# BRIEF
Copy every line of the following data that includes the string "There".

[Extracted records]
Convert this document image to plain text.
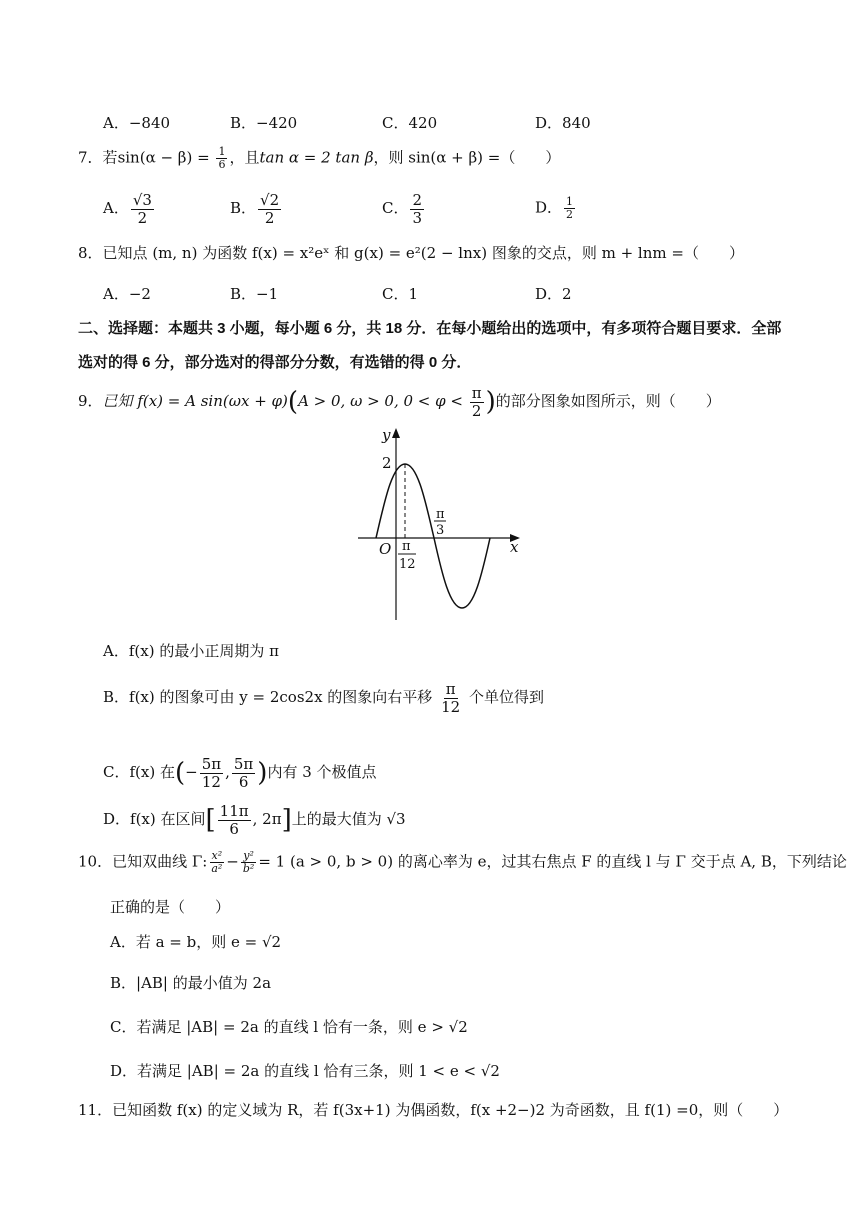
A．−840	B．−420	C．420	D．840
7．若$\sin(\alpha - \beta) = \frac{1}{6}$ ，且tan α = 2 tan β，则 sin(α + β) =（　　）
A． $\frac{√3}{2}$	B． $\frac{√2}{2}$	C． $\frac{2}{3}$	D． $\frac{1}{2}$
8．已知点 (m, n) 为函数 f(x) = x²eˣ 和 g(x) = e²(2 − lnx) 图象的交点，则 m + lnm =（　　）
A．−2	B．−1	C．1	D．2
二、选择题：本题共 3 小题，每小题 6 分，共 18 分．在每小题给出的选项中，有多项符合题目要求．全部
选对的得 6 分，部分选对的得部分分数，有选错的得 0 分．
9．已知 f(x) = A sin(ωx + φ)(A > 0, ω > 0, $0 < \varphi < \frac{\pi}{2}$ )的部分图象如图所示，则（　　）
y
x
O
2
π
12
π
3
A．f(x) 的最小正周期为 π
B．f(x) 的图象可由 y = 2cos2x 的图象向右平移 $\frac{\pi}{12}$ 个单位得到
C．f(x) 在(− $\frac{5\pi}{12}$ , $\frac{5\pi}{6}$ )内有 3 个极值点
D．f(x) 在区间[ $\frac{11\pi}{6}$ , 2π]上的最大值为 √3
10．已知双曲线 Γ: $\frac{\text{x²}}{\text{a²}} - \frac{\text{y²}}{\text{b²}} = 1$ (a > 0, b > 0) 的离心率为 e，过其右焦点 F 的直线 l 与 Γ 交于点 A, B，下列结论
正确的是（　　）
A．若 a = b，则 e = √2
B．|AB| 的最小值为 2a
C．若满足 |AB| = 2a 的直线 l 恰有一条，则 e > √2
D．若满足 |AB| = 2a 的直线 l 恰有三条，则 1 < e < √2
11．已知函数 f(x) 的定义域为 R，若 f(3x+1) 为偶函数，f(x +2−)2 为奇函数，且 f(1) =0，则（　　）
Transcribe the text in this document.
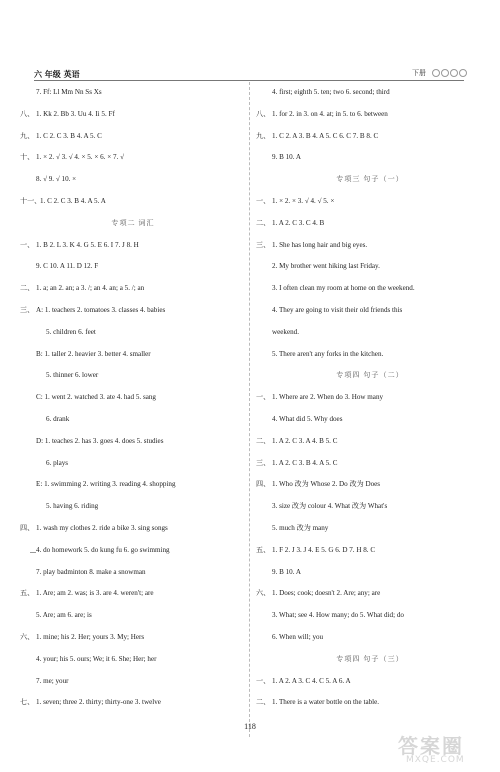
六 年级 英语	下册
7. Ff: Ll Mm Nn Ss Xs
八、 1. Kk 2. Bb 3. Uu 4. Ii 5. Ff
九、 1. C 2. C 3. B 4. A 5. C
十、 1. × 2. √ 3. √ 4. × 5. × 6. × 7. √
8. √ 9. √ 10. ×
十一、
1. C 2. C 3. B 4. A 5. A
专项二 词汇
一、 1. B 2. L 3. K 4. G 5. E 6. I 7. J 8. H
9. C 10. A 11. D 12. F
二、 1. a; an 2. an; a 3. /; an 4. an; a 5. /; an
三、 A: 1. teachers 2. tomatoes 3. classes 4. babies
5. children 6. feet
B: 1. taller 2. heavier 3. better 4. smaller
5. thinner 6. lower
C: 1. went 2. watched 3. ate 4. had 5. sang
6. drank
D: 1. teaches 2. has 3. goes 4. does 5. studies
6. plays
E: 1. swimming 2. writing 3. reading 4. shopping
5. having 6. riding
四、 1. wash my clothes 2. ride a bike 3. sing songs
4. do homework 5. do kung fu 6. go swimming
7. play badminton 8. make a snowman
五、 1. Are; am 2. was; is 3. are 4. weren't; are
5. Are; am 6. are; is
六、 1. mine; his 2. Her; yours 3. My; Hers
4. your; his 5. ours; We; it 6. She; Her; her
7. me; your
七、 1. seven; three 2. thirty; thirty-one 3. twelve
4. first; eighth 5. ten; two 6. second; third
八、 1. for 2. in 3. on 4. at; in 5. to 6. between
九、 1. C 2. A 3. B 4. A 5. C 6. C 7. B 8. C
9. B 10. A
专项三 句子（一）
一、 1. × 2. × 3. √ 4. √ 5. ×
二、 1. A 2. C 3. C 4. B
三、 1. She has long hair and big eyes.
2. My brother went hiking last Friday.
3. I often clean my room at home on the weekend.
4. They are going to visit their old friends this
weekend.
5. There aren't any forks in the kitchen.
专项四 句子（二）
一、 1. Where are 2. When do 3. How many
4. What did 5. Why does
二、 1. A 2. C 3. A 4. B 5. C
三、 1. A 2. C 3. B 4. A 5. C
四、 1. Who 改为 Whose 2. Do 改为 Does
3. size 改为 colour 4. What 改为 What's
5. much 改为 many
五、 1. F 2. J 3. J 4. E 5. G 6. D 7. H 8. C
9. B 10. A
六、 1. Does; cook; doesn't 2. Are; any; are
3. What; see 4. How many; do 5. What did; do
6. When will; you
专项四 句子（三）
一、 1. A 2. A 3. C 4. C 5. A 6. A
二、 1. There is a water bottle on the table.
118
答案圈
MXQE.COM
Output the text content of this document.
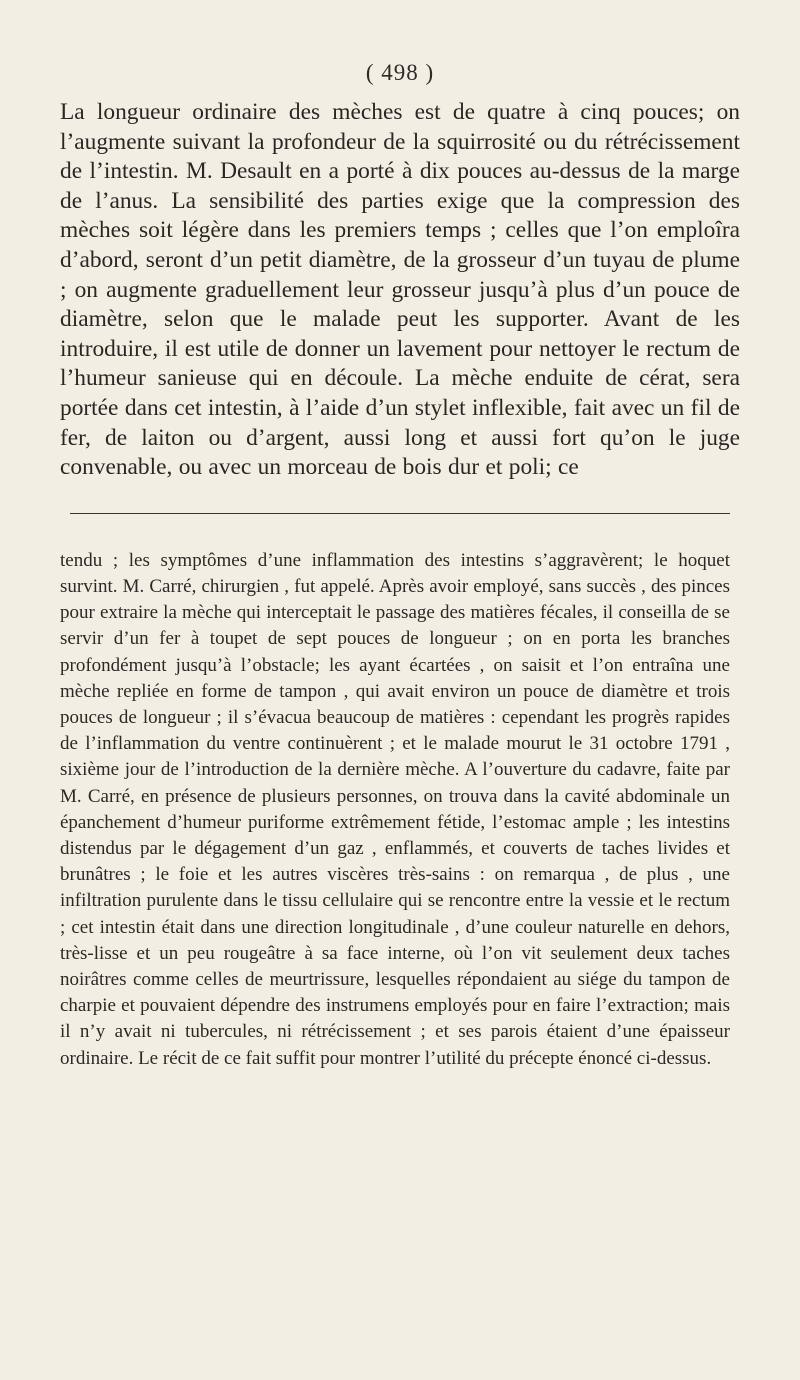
( 498 )

La longueur ordinaire des mèches est de quatre à cinq pouces; on l’augmente suivant la profondeur de la squirrosité ou du rétrécissement de l’intestin. M. Desault en a porté à dix pouces au-dessus de la marge de l’anus. La sensibilité des parties exige que la compression des mèches soit légère dans les premiers temps ; celles que l’on emploîra d’abord, seront d’un petit diamètre, de la grosseur d’un tuyau de plume ; on augmente graduellement leur grosseur jusqu’à plus d’un pouce de diamètre, selon que le malade peut les supporter. Avant de les introduire, il est utile de donner un lavement pour nettoyer le rectum de l’humeur sanieuse qui en découle. La mèche enduite de cérat, sera portée dans cet intestin, à l’aide d’un stylet inflexible, fait avec un fil de fer, de laiton ou d’argent, aussi long et aussi fort qu’on le juge convenable, ou avec un morceau de bois dur et poli; ce

tendu ; les symptômes d’une inflammation des intestins s’aggravèrent; le hoquet survint. M. Carré, chirurgien , fut appelé. Après avoir employé, sans succès , des pinces pour extraire la mèche qui interceptait le passage des matières fécales, il conseilla de se servir d’un fer à toupet de sept pouces de longueur ; on en porta les branches profondément jusqu’à l’obstacle; les ayant écartées , on saisit et l’on entraîna une mèche repliée en forme de tampon , qui avait environ un pouce de diamètre et trois pouces de longueur ; il s’évacua beaucoup de matières : cependant les progrès rapides de l’inflammation du ventre continuèrent ; et le malade mourut le 31 octobre 1791 , sixième jour de l’introduction de la dernière mèche. A l’ouverture du cadavre, faite par M. Carré, en présence de plusieurs personnes, on trouva dans la cavité abdominale un épanchement d’humeur puriforme extrêmement fétide, l’estomac ample ; les intestins distendus par le dégagement d’un gaz , enflammés, et couverts de taches livides et brunâtres ; le foie et les autres viscères très-sains : on remarqua , de plus , une infiltration purulente dans le tissu cellulaire qui se rencontre entre la vessie et le rectum ; cet intestin était dans une direction longitudinale , d’une couleur naturelle en dehors, très-lisse et un peu rougeâtre à sa face interne, où l’on vit seulement deux taches noirâtres comme celles de meurtrissure, lesquelles répondaient au siége du tampon de charpie et pouvaient dépendre des instrumens employés pour en faire l’extraction; mais il n’y avait ni tubercules, ni rétrécissement ; et ses parois étaient d’une épaisseur ordinaire. Le récit de ce fait suffit pour montrer l’utilité du précepte énoncé ci-dessus.
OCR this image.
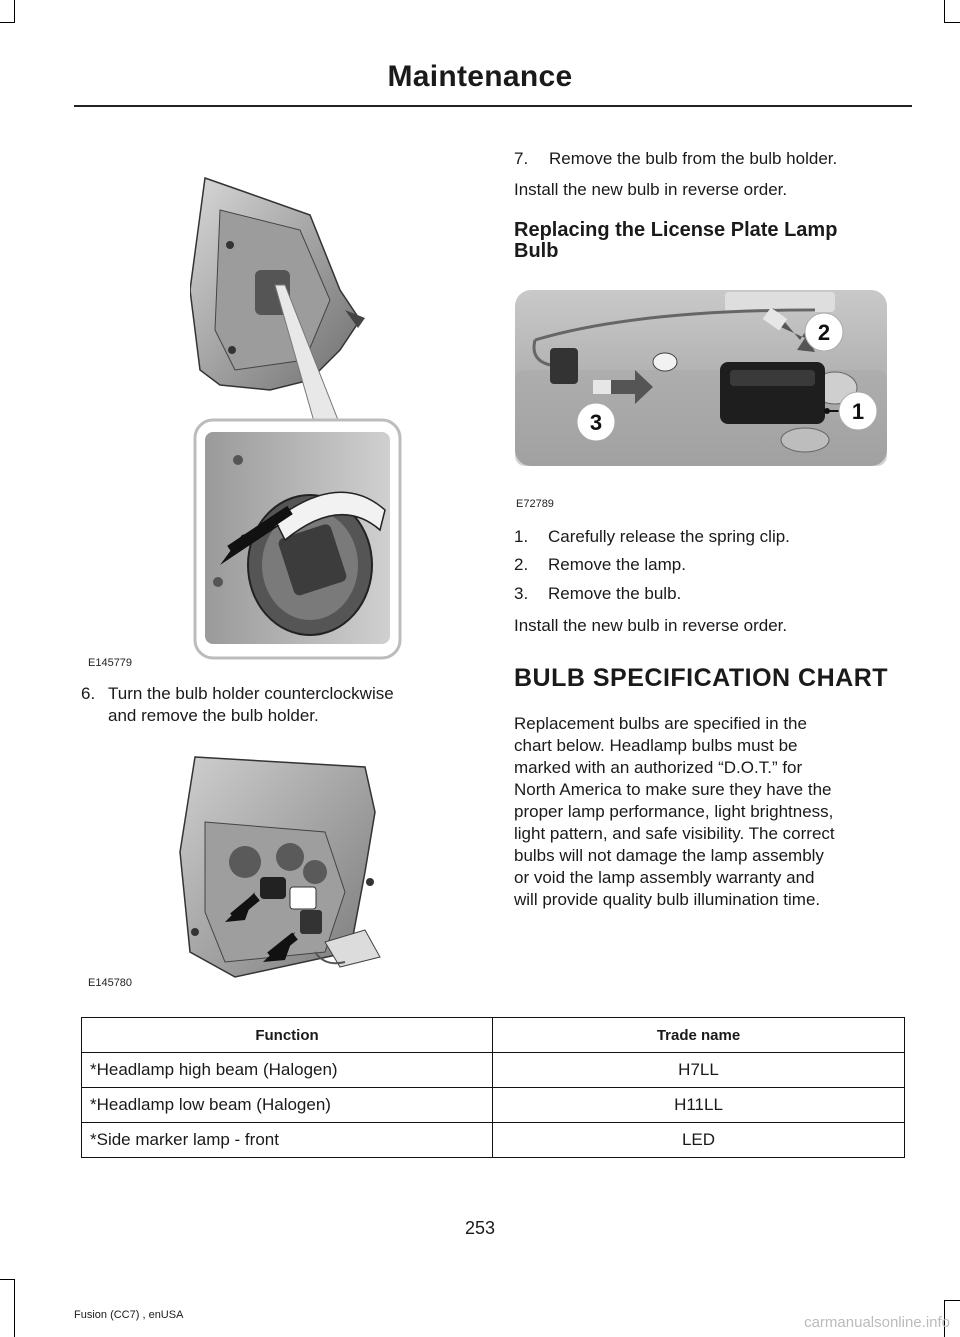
Maintenance
E145779
6. Turn the bulb holder counterclockwise
and remove the bulb holder.
E145780
7. Remove the bulb from the bulb holder.
Install the new bulb in reverse order.
Replacing the License Plate Lamp
Bulb
2
1
3
E72789
1. Carefully release the spring clip.
2. Remove the lamp.
3. Remove the bulb.
Install the new bulb in reverse order.
BULB SPECIFICATION CHART
Replacement bulbs are specified in the
chart below. Headlamp bulbs must be
marked with an authorized “D.O.T.” for
North America to make sure they have the
proper lamp performance, light brightness,
light pattern, and safe visibility. The correct
bulbs will not damage the lamp assembly
or void the lamp assembly warranty and
will provide quality bulb illumination time.
Function	Trade name
*Headlamp high beam (Halogen)	H7LL
*Headlamp low beam (Halogen)	H11LL
*Side marker lamp - front	LED
253
Fusion (CC7) , enUSA	carmanualsonline.info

# EXPECTED OUTPUT
5. There aren't any forks in the kitchen.
二、 1. There is a water bottle on the table.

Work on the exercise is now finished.